* Task prompt: Work out how many lines of the records contain "fièvre". Answer with the number and nothing else.

* Information given:
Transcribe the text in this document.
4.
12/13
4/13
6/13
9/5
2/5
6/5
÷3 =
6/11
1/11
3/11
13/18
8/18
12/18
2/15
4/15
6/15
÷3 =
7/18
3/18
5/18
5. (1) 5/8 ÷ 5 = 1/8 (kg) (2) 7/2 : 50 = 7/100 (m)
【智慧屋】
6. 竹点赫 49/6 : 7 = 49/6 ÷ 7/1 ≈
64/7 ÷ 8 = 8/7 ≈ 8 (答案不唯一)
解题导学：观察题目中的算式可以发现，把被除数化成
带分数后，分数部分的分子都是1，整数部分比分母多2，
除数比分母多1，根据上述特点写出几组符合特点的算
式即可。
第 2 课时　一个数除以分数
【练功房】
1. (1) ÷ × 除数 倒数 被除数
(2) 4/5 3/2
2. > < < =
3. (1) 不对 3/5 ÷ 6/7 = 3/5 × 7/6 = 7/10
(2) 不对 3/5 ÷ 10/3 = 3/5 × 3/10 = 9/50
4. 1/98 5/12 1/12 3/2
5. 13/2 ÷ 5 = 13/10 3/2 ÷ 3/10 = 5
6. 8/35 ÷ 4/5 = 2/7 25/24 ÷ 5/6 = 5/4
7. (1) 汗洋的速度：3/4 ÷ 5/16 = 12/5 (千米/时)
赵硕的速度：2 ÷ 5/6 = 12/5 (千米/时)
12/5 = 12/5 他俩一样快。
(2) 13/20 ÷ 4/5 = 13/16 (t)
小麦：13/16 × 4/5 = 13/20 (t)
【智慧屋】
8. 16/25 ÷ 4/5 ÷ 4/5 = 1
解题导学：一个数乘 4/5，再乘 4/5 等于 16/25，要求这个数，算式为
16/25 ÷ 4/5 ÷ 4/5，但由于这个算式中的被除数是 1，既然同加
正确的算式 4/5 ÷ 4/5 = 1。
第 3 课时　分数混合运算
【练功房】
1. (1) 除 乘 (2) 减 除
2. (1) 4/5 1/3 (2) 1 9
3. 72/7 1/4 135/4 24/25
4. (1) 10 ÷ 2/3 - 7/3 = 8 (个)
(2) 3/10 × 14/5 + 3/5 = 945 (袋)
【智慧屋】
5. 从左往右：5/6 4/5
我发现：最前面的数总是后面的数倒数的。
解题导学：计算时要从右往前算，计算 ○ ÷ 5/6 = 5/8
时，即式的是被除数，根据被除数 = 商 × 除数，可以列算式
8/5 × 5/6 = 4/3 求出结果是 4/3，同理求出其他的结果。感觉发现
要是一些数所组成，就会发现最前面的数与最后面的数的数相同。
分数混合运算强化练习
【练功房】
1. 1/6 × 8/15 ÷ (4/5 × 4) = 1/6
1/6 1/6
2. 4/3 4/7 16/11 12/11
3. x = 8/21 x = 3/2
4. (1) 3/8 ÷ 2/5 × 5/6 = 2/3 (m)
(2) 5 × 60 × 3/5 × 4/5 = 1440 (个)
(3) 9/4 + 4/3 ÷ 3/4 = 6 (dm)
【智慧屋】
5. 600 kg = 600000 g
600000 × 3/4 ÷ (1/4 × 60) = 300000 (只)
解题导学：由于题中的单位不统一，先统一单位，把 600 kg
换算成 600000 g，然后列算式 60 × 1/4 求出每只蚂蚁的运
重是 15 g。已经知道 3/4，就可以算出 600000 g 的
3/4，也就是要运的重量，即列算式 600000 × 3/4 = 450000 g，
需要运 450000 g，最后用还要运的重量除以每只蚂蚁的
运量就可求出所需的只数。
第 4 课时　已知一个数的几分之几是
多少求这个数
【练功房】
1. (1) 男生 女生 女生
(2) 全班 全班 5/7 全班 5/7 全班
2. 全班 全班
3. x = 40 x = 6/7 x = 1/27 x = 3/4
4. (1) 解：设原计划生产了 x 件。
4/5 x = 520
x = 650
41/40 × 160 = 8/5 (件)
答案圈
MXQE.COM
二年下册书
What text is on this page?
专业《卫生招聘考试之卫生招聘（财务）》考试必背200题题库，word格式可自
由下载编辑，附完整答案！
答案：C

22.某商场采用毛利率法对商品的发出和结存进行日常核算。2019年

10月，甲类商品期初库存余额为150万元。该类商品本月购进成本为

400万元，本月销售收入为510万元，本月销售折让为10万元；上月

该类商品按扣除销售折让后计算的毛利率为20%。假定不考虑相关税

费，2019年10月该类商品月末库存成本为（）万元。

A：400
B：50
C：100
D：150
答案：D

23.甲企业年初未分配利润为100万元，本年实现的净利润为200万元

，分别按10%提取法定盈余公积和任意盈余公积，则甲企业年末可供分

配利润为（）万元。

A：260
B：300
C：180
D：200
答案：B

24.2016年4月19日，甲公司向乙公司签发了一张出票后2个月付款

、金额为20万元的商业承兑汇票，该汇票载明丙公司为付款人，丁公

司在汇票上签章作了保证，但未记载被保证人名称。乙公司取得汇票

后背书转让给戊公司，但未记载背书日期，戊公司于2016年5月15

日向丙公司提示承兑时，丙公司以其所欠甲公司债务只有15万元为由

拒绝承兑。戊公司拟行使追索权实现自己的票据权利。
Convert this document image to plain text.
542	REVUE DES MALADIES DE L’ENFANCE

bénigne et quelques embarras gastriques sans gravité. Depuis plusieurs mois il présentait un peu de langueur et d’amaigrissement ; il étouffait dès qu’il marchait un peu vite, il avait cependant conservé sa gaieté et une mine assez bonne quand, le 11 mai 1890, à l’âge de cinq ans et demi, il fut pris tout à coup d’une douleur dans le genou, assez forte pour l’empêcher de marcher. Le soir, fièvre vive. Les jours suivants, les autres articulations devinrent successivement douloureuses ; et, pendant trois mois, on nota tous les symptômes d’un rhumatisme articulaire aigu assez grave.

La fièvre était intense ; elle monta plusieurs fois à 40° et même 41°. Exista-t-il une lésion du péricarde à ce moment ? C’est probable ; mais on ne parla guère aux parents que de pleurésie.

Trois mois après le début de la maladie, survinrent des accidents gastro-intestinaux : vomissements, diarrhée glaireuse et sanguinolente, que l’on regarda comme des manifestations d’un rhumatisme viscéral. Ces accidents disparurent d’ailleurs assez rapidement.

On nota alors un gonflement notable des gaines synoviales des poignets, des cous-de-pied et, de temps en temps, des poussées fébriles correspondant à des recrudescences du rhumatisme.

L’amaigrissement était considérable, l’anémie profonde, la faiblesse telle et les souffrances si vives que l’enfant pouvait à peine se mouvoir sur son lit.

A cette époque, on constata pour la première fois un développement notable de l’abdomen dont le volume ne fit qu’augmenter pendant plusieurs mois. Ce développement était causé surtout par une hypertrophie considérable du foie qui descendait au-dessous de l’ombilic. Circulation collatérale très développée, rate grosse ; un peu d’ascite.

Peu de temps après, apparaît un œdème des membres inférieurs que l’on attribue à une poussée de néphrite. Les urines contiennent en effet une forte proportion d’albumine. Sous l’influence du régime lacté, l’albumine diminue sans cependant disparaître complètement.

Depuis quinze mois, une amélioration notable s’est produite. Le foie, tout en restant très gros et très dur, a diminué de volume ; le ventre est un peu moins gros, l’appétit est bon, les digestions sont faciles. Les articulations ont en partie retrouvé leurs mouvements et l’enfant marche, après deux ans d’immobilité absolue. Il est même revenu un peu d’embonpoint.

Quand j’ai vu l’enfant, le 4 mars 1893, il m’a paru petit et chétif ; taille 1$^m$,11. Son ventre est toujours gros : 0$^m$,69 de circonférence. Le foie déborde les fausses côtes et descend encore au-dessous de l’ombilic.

* Correct answer: 2